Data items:
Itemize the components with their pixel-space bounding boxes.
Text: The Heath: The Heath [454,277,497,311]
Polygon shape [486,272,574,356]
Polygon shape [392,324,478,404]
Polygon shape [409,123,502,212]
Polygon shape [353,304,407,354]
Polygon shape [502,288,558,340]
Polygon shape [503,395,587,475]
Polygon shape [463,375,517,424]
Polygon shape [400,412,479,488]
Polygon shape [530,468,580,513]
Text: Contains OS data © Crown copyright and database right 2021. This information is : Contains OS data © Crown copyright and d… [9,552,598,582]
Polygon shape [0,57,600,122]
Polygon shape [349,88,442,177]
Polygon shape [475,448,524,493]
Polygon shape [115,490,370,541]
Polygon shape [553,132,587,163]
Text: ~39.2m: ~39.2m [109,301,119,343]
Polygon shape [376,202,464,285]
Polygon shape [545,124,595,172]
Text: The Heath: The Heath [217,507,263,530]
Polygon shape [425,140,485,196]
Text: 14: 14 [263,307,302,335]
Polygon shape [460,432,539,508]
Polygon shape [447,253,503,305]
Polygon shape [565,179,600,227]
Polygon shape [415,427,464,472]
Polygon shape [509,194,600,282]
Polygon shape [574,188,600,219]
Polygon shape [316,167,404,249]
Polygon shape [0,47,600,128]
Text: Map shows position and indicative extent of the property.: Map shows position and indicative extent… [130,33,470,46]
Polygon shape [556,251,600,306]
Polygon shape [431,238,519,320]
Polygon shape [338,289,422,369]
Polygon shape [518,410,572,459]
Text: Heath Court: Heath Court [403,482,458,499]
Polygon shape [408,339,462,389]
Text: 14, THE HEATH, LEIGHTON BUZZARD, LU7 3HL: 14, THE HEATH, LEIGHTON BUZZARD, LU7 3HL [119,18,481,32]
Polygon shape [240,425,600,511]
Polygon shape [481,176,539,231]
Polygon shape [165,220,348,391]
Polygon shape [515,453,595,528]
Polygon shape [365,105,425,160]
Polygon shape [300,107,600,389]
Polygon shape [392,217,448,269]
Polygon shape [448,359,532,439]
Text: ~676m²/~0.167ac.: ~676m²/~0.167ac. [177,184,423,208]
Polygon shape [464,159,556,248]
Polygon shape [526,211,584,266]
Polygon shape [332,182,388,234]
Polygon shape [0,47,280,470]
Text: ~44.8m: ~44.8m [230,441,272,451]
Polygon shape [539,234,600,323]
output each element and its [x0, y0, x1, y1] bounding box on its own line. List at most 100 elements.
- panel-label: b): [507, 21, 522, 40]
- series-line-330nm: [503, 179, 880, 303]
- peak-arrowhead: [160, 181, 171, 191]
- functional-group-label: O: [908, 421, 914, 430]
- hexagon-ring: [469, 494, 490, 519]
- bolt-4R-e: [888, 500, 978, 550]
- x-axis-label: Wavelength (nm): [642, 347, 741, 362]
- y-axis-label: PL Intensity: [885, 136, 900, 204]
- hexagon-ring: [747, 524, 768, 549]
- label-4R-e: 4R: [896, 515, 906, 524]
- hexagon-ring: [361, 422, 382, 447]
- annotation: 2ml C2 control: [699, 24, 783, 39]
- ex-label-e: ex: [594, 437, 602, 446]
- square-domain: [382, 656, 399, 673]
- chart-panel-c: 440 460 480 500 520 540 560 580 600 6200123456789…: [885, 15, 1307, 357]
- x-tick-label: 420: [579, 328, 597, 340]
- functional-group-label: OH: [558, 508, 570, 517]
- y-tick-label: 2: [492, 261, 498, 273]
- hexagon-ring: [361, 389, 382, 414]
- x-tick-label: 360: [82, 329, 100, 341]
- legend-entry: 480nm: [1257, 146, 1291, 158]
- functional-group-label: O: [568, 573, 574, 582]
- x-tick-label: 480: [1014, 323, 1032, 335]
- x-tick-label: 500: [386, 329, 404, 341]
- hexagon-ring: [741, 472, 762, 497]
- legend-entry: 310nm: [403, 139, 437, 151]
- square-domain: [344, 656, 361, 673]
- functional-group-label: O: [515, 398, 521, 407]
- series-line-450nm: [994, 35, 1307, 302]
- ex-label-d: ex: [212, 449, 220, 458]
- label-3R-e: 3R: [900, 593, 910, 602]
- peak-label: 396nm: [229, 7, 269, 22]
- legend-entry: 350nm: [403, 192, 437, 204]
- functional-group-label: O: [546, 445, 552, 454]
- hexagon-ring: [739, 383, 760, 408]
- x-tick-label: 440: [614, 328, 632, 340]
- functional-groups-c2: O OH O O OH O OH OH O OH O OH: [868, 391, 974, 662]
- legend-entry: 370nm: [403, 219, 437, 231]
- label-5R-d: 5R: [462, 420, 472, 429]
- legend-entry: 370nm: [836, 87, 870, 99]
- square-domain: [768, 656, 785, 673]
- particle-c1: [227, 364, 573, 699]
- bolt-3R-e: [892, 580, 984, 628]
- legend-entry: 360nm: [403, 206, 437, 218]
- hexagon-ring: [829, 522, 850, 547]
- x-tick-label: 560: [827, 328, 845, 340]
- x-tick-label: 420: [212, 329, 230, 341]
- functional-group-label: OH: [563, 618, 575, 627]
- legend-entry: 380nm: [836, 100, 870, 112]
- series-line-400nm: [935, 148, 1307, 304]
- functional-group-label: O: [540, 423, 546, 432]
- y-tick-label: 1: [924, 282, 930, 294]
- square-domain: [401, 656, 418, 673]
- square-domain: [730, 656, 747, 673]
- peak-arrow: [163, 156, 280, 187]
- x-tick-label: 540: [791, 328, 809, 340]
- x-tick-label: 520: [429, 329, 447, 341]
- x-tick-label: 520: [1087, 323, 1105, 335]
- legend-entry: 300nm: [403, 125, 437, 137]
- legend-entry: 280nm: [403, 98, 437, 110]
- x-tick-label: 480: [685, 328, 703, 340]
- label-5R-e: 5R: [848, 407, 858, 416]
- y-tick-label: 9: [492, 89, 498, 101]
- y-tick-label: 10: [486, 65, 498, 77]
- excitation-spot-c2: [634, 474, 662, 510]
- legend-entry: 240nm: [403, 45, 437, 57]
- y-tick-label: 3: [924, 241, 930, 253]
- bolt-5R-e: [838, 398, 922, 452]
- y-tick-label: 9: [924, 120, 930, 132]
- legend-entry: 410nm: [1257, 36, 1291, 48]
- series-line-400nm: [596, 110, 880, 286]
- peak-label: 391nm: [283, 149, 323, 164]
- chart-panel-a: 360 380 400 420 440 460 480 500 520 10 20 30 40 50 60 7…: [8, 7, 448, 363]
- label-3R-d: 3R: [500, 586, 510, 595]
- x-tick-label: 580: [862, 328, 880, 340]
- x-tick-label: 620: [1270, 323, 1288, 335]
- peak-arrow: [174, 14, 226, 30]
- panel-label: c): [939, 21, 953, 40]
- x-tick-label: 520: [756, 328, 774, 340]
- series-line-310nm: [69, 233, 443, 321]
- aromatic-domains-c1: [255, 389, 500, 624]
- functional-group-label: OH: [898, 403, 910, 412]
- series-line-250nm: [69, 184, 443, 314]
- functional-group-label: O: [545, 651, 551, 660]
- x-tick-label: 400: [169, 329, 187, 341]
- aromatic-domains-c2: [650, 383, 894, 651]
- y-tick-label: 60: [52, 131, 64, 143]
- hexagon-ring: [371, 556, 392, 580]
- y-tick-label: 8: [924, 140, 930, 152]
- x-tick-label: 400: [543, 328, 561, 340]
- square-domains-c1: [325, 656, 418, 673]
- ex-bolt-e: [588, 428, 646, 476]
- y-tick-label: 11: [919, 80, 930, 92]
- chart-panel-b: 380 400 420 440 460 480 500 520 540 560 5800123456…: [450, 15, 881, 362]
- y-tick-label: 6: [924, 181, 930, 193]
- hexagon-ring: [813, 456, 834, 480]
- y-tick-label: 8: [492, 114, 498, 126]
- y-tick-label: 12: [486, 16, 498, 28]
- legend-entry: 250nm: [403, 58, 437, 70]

Problem requirements: Format the data items as a numbered list, starting at the top and ending with the line containing "Polygon shape [448,359,532,439]", including that line. Skip any blank lines.

Task response:
1. Itemize the components with their pixel-space bounding boxes.
2. Text: The Heath: The Heath [454,277,497,311]
3. Polygon shape [486,272,574,356]
4. Polygon shape [392,324,478,404]
5. Polygon shape [409,123,502,212]
6. Polygon shape [353,304,407,354]
7. Polygon shape [502,288,558,340]
8. Polygon shape [503,395,587,475]
9. Polygon shape [463,375,517,424]
10. Polygon shape [400,412,479,488]
11. Polygon shape [530,468,580,513]
12. Text: Contains OS data © Crown copyright and database right 2021. This information is : Contains OS data © Crown copyright and d… [9,552,598,582]
13. Polygon shape [0,57,600,122]
14. Polygon shape [349,88,442,177]
15. Polygon shape [475,448,524,493]
16. Polygon shape [115,490,370,541]
17. Polygon shape [553,132,587,163]
18. Text: ~39.2m: ~39.2m [109,301,119,343]
19. Polygon shape [376,202,464,285]
20. Polygon shape [545,124,595,172]
21. Text: The Heath: The Heath [217,507,263,530]
22. Polygon shape [425,140,485,196]
23. Text: 14: 14 [263,307,302,335]
24. Polygon shape [460,432,539,508]
25. Polygon shape [447,253,503,305]
26. Polygon shape [565,179,600,227]
27. Polygon shape [415,427,464,472]
28. Polygon shape [509,194,600,282]
29. Polygon shape [574,188,600,219]
30. Polygon shape [316,167,404,249]
31. Polygon shape [0,47,600,128]
32. Text: Map shows position and indicative extent of the property.: Map shows position and indicative extent… [130,33,470,46]
33. Polygon shape [556,251,600,306]
34. Polygon shape [431,238,519,320]
35. Polygon shape [338,289,422,369]
36. Polygon shape [518,410,572,459]
37. Text: Heath Court: Heath Court [403,482,458,499]
38. Polygon shape [408,339,462,389]
39. Text: 14, THE HEATH, LEIGHTON BUZZARD, LU7 3HL: 14, THE HEATH, LEIGHTON BUZZARD, LU7 3HL [119,18,481,32]
40. Polygon shape [240,425,600,511]
41. Polygon shape [481,176,539,231]
42. Polygon shape [165,220,348,391]
43. Polygon shape [515,453,595,528]
44. Polygon shape [365,105,425,160]
45. Polygon shape [300,107,600,389]
46. Polygon shape [392,217,448,269]
47. Polygon shape [448,359,532,439]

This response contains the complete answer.